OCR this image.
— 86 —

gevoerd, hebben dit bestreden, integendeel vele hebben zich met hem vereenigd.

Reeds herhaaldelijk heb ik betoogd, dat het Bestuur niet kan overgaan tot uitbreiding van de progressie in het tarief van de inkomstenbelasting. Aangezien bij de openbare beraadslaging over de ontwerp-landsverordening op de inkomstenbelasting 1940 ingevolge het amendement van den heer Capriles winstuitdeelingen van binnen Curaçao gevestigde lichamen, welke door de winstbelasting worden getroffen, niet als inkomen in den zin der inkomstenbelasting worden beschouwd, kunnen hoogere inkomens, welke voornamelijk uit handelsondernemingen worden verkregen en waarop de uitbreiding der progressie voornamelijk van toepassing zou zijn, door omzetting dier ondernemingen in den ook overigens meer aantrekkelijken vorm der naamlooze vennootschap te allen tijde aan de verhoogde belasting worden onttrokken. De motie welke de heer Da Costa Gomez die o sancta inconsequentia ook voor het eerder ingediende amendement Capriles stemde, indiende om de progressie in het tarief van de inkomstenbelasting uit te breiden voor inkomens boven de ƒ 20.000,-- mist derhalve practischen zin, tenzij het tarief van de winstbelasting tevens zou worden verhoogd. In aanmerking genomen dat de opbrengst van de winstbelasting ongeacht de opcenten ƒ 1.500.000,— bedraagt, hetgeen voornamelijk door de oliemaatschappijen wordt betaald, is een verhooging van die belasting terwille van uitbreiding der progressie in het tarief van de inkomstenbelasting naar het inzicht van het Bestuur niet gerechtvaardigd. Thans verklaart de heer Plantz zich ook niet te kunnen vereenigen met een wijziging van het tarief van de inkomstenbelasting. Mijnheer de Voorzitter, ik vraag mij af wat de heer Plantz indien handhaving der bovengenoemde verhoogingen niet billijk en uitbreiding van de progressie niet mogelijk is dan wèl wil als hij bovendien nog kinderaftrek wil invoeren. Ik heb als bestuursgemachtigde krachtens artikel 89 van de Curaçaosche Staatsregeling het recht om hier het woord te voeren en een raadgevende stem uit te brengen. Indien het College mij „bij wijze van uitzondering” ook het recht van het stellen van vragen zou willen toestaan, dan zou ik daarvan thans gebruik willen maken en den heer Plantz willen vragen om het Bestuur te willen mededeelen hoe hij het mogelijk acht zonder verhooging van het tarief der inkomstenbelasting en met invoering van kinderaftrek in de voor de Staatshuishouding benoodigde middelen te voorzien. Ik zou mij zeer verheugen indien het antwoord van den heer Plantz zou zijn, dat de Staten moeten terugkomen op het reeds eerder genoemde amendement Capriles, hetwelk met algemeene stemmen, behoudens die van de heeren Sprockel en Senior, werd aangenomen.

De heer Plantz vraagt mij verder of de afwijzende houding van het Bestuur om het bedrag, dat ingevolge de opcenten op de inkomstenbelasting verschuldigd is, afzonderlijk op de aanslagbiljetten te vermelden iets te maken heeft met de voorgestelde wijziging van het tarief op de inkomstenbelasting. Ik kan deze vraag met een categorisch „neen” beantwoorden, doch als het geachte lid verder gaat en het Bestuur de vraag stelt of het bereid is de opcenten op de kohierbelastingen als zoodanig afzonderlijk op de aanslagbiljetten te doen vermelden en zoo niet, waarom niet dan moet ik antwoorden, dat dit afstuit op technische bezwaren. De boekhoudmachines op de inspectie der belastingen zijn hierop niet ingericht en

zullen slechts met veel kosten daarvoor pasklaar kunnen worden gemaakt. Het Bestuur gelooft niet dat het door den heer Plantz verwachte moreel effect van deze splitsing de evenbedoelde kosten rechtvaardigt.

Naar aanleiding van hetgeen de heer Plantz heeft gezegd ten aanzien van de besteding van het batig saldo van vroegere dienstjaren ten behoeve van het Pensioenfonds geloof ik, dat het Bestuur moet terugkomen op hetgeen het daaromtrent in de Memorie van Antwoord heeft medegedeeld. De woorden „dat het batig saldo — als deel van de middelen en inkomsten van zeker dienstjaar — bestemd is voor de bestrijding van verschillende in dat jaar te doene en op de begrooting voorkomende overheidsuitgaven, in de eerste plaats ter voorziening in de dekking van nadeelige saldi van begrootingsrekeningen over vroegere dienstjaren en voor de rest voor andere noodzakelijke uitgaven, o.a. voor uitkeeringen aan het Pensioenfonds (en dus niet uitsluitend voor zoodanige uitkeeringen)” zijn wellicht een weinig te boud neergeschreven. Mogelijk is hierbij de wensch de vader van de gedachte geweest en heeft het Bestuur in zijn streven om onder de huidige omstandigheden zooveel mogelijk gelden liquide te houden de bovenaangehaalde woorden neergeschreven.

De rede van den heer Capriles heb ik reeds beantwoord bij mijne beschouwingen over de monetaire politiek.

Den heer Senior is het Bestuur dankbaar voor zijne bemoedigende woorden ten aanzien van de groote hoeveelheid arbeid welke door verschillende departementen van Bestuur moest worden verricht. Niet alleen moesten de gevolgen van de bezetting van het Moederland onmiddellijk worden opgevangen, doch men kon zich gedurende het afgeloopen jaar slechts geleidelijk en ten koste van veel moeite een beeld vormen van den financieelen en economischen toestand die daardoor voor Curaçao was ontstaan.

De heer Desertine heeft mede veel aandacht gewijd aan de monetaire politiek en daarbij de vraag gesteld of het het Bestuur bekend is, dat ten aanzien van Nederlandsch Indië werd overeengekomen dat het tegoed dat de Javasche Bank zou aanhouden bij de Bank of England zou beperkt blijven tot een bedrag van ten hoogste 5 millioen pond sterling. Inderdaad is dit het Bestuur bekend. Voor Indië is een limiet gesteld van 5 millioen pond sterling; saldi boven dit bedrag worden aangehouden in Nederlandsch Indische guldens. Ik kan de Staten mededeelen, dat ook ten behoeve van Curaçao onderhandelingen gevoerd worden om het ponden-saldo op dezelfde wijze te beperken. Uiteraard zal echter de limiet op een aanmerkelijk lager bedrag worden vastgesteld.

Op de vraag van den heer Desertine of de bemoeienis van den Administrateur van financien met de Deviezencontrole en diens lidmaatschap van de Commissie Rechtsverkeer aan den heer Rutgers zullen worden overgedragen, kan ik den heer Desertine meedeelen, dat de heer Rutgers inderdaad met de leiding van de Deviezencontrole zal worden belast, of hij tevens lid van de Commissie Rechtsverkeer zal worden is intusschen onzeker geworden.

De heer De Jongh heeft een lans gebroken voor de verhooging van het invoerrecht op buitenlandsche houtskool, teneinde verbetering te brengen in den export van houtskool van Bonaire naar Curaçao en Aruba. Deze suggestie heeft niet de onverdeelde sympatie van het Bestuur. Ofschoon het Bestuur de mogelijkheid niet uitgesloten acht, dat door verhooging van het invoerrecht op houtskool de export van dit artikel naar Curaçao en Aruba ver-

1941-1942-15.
........
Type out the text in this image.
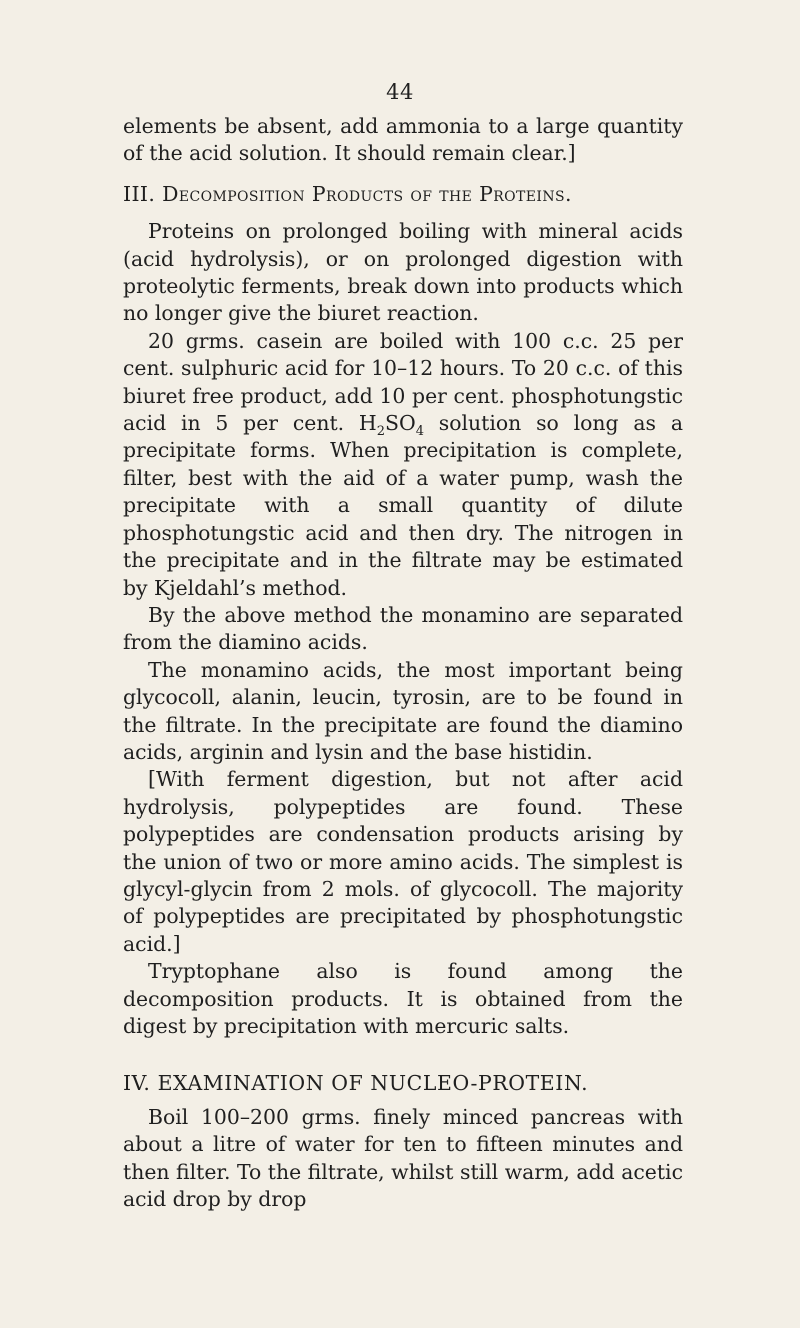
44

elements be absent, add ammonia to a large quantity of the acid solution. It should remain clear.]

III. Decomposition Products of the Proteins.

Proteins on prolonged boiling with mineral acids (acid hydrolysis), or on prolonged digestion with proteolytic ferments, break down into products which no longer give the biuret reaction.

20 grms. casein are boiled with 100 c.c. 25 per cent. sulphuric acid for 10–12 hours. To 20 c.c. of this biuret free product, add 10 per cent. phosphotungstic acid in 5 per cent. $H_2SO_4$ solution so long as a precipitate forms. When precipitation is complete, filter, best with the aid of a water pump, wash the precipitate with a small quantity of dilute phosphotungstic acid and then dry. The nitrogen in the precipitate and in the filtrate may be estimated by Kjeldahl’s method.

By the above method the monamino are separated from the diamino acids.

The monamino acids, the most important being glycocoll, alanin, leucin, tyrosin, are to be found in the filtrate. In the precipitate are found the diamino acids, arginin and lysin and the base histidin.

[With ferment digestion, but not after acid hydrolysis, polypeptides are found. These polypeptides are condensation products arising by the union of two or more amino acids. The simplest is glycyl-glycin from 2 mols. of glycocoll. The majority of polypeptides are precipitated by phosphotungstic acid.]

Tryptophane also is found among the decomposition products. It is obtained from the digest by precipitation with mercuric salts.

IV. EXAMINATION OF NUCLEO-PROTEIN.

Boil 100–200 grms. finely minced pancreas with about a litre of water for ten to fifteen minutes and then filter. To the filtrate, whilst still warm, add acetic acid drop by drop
........
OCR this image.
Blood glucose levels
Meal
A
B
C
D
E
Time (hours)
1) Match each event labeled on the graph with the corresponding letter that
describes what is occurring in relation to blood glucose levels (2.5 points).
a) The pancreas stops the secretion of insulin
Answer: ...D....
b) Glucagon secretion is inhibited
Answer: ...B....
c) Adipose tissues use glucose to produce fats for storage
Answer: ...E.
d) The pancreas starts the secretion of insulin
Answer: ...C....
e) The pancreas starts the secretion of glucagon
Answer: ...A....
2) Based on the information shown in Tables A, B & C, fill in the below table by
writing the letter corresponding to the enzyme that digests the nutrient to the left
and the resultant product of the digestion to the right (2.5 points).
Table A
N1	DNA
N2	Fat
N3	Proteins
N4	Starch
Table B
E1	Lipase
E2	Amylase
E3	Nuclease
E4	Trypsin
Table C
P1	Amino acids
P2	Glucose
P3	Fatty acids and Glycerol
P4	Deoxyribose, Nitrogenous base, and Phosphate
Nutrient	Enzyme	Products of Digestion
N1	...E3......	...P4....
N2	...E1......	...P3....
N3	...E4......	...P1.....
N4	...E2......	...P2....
........
EXERCISE BRIEF: For the entries above, give only the number of lines that contain the word "levels".

OUTPUT FOR THIS TASK: 2